Task prompt: Below are some records. Say how many of their lines contain the string "населения", and give nothing but the number.

Record list:
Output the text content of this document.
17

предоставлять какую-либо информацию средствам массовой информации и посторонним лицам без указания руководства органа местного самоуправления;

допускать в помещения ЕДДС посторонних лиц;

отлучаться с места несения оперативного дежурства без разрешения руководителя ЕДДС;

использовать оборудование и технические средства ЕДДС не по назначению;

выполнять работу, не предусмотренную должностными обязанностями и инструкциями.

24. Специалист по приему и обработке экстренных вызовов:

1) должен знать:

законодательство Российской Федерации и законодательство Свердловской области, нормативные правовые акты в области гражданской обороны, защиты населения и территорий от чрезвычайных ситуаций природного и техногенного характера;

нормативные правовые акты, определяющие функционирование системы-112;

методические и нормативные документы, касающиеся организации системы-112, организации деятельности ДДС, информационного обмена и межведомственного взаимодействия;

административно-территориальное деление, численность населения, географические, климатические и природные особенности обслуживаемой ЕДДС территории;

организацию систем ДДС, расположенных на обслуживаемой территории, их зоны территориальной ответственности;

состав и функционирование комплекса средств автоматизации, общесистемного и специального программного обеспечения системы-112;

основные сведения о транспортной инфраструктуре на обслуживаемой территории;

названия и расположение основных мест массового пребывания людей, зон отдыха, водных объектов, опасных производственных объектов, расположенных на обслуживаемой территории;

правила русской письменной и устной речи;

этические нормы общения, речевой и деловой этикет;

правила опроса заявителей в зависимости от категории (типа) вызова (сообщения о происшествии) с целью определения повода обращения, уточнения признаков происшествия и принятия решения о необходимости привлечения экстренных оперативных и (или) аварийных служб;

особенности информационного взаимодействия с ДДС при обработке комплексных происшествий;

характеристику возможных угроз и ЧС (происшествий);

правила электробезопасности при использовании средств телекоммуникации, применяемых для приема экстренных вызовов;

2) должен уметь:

Exercise solution: 2